Trecho selecionado:
"""
Colaborando com a tragédia

Olavo de Carvalho

Jornal da Tarde, 01 de janeiro de 2003

Num artigo escrito meses atrás, anunciei que era loucura avaliar a periculosidade do novo governo federal tão-somente por meio de conjeturações quanto à sua política econômica, especialmente no que diz respeito aos investimentos estrangeiros.

Lula, assegurei, nada faria de mau ao investidor estrangeiro, ao FMI ou ao governo americano. A preocupação nacional com os riscos possíveis para essas respeitáveis pessoas e instituições refletia somente a total alienação das nossas elites empresariais, incapazes de pensar desde a sua própria situação existencial e inclinadas a adotar o ponto de vista do interesse alheio, tomado ingenuamente como molde do seu.

Bem ao contrário, a primeira iniciativa do novo presidente, dizia eu, seria a de acalmar os temores estrangeiros, para assegurar a continuidade de um fluxo de capitais sem a qual a consecução de seus planos de transição para o socialismo seria paralisada por falta de proteínas.
"""
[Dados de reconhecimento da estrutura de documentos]
"""
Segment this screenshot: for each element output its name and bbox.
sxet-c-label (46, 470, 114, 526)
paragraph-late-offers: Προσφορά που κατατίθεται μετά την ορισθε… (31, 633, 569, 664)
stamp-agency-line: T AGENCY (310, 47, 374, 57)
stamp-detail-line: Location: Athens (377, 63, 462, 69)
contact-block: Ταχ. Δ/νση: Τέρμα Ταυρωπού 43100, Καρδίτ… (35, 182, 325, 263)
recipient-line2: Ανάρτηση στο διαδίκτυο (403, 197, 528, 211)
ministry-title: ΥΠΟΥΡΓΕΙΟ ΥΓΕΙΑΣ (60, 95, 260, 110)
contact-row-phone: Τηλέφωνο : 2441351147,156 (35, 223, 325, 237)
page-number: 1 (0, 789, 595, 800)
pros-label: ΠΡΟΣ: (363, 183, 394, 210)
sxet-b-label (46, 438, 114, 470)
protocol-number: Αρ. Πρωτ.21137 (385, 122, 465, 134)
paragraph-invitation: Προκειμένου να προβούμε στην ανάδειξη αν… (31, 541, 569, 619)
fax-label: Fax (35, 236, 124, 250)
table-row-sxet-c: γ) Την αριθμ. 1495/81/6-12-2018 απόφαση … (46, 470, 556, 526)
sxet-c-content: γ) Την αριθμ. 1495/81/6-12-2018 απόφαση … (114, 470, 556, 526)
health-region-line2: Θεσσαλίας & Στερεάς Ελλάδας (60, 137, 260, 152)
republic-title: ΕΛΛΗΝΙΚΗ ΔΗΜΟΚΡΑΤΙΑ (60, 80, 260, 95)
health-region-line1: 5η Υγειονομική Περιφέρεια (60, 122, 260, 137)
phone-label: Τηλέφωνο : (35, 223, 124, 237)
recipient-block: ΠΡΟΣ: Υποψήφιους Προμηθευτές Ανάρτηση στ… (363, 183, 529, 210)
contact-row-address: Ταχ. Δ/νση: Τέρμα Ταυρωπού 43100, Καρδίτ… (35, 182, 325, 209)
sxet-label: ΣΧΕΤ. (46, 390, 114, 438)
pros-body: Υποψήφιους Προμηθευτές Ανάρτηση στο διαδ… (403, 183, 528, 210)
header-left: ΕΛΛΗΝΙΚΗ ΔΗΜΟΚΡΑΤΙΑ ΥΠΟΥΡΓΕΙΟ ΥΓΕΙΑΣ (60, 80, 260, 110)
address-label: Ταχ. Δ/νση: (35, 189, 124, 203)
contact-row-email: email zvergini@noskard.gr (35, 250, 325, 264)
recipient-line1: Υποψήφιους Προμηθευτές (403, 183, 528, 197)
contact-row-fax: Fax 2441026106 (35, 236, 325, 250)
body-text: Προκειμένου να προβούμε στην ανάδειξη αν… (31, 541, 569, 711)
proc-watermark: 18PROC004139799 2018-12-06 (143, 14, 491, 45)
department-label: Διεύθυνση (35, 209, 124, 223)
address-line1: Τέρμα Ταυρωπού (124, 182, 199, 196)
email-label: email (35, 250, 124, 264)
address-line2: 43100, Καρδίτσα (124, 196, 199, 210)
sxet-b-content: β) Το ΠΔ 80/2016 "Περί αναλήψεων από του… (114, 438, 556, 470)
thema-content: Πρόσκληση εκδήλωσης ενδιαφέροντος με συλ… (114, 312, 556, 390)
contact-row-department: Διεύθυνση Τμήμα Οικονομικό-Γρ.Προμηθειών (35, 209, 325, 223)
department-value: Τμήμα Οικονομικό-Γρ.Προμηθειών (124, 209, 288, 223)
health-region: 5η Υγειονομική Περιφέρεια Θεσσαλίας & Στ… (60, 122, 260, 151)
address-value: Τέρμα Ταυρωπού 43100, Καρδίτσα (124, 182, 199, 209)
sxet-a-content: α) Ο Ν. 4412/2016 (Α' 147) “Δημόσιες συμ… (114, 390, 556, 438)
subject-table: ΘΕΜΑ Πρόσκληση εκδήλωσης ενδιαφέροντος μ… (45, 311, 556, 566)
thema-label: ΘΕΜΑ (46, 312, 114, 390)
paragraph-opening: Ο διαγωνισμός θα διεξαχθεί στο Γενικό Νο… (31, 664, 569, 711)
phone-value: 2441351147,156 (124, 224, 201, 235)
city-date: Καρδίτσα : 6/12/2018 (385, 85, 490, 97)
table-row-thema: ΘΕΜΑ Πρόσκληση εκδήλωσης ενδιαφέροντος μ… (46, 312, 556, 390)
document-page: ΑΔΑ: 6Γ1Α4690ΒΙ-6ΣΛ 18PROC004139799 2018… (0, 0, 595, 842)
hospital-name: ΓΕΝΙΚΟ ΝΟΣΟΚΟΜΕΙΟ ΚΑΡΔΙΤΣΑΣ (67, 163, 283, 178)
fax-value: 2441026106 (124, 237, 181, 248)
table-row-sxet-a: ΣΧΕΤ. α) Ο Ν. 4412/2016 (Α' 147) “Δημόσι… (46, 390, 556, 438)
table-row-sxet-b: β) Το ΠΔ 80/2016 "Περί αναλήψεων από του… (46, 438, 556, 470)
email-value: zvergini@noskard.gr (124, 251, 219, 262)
"""
Tarefas propostas:
**A)** Transcreva do trecho selecionado a parte que vai de "Olavo de Carvalho" até "aos investimentos estrangeiros.".
**B)** Reescreva de forma mais concisa o parágrafo do trecho selecionado que começa com "Lula, assegurei", mantendo os fatos principais.

Respostas em ordem:
**A)**
Olavo de Carvalho

Jornal da Tarde, 01 de janeiro de 2003

Num artigo escrito meses atrás, anunciei que era loucura avaliar a periculosidade do novo governo federal tão-somente por meio de conjeturações quanto à sua política econômica, especialmente no que diz respeito aos investimentos estrangeiros.

**B)** Assegurei que Lula não prejudicaria o investidor estrangeiro, o FMI nem o governo americano. A preocupação nacional com esses riscos só refletia a alienação das nossas elites empresariais. Incapazes de pensar a partir da própria situação, elas adotavam ingenuamente o ponto de vista do interesse alheio como se fosse o seu.